*Objective*:
Return the listing below exactly, with the pictures dropped.
** begin **
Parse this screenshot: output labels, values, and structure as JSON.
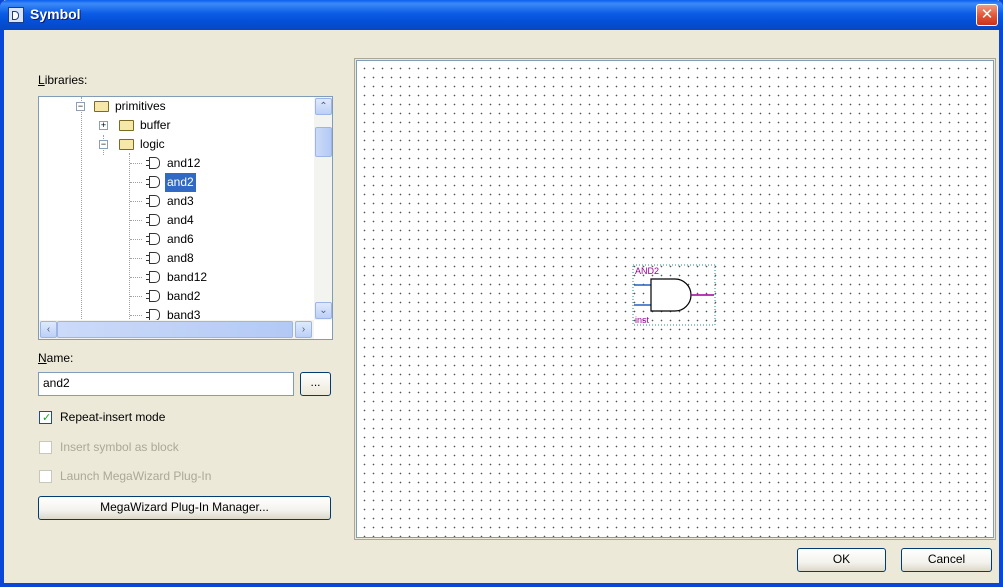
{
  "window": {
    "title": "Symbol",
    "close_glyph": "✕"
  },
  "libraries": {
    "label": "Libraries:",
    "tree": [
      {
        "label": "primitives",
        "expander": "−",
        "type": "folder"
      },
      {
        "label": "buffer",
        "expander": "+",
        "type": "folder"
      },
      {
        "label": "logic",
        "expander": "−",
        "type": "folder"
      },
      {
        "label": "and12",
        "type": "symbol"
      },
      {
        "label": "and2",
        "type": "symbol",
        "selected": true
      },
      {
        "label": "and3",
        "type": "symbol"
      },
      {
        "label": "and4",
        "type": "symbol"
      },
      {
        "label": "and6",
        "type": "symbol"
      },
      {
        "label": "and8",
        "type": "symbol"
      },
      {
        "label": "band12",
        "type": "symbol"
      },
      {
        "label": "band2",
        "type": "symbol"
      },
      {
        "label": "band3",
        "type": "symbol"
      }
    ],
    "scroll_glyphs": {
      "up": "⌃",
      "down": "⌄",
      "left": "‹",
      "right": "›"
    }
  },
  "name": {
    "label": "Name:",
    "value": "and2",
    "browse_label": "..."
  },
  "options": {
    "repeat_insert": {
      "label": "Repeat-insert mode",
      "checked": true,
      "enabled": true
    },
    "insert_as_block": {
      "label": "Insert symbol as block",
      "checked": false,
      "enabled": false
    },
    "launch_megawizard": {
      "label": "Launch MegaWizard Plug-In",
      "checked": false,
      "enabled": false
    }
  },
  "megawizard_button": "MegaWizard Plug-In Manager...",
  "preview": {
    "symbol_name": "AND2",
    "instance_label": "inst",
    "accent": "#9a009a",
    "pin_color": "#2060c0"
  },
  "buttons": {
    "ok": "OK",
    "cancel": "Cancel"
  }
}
** end **
*The response*:
Parse this screenshot: output labels, values, and structure as JSON.
{
  "window": {
    "title": "Symbol",
    "close_glyph": "✕"
  },
  "libraries": {
    "label": "Libraries:",
    "tree": [
      {
        "label": "primitives",
        "expander": "−",
        "type": "folder"
      },
      {
        "label": "buffer",
        "expander": "+",
        "type": "folder"
      },
      {
        "label": "logic",
        "expander": "−",
        "type": "folder"
      },
      {
        "label": "and12",
        "type": "symbol"
      },
      {
        "label": "and2",
        "type": "symbol",
        "selected": true
      },
      {
        "label": "and3",
        "type": "symbol"
      },
      {
        "label": "and4",
        "type": "symbol"
      },
      {
        "label": "and6",
        "type": "symbol"
      },
      {
        "label": "and8",
        "type": "symbol"
      },
      {
        "label": "band12",
        "type": "symbol"
      },
      {
        "label": "band2",
        "type": "symbol"
      },
      {
        "label": "band3",
        "type": "symbol"
      }
    ],
    "scroll_glyphs": {
      "up": "⌃",
      "down": "⌄",
      "left": "‹",
      "right": "›"
    }
  },
  "name": {
    "label": "Name:",
    "value": "and2",
    "browse_label": "..."
  },
  "options": {
    "repeat_insert": {
      "label": "Repeat-insert mode",
      "checked": true,
      "enabled": true
    },
    "insert_as_block": {
      "label": "Insert symbol as block",
      "checked": false,
      "enabled": false
    },
    "launch_megawizard": {
      "label": "Launch MegaWizard Plug-In",
      "checked": false,
      "enabled": false
    }
  },
  "megawizard_button": "MegaWizard Plug-In Manager...",
  "preview": {
    "symbol_name": "AND2",
    "instance_label": "inst",
    "accent": "#9a009a",
    "pin_color": "#2060c0"
  },
  "buttons": {
    "ok": "OK",
    "cancel": "Cancel"
  }
}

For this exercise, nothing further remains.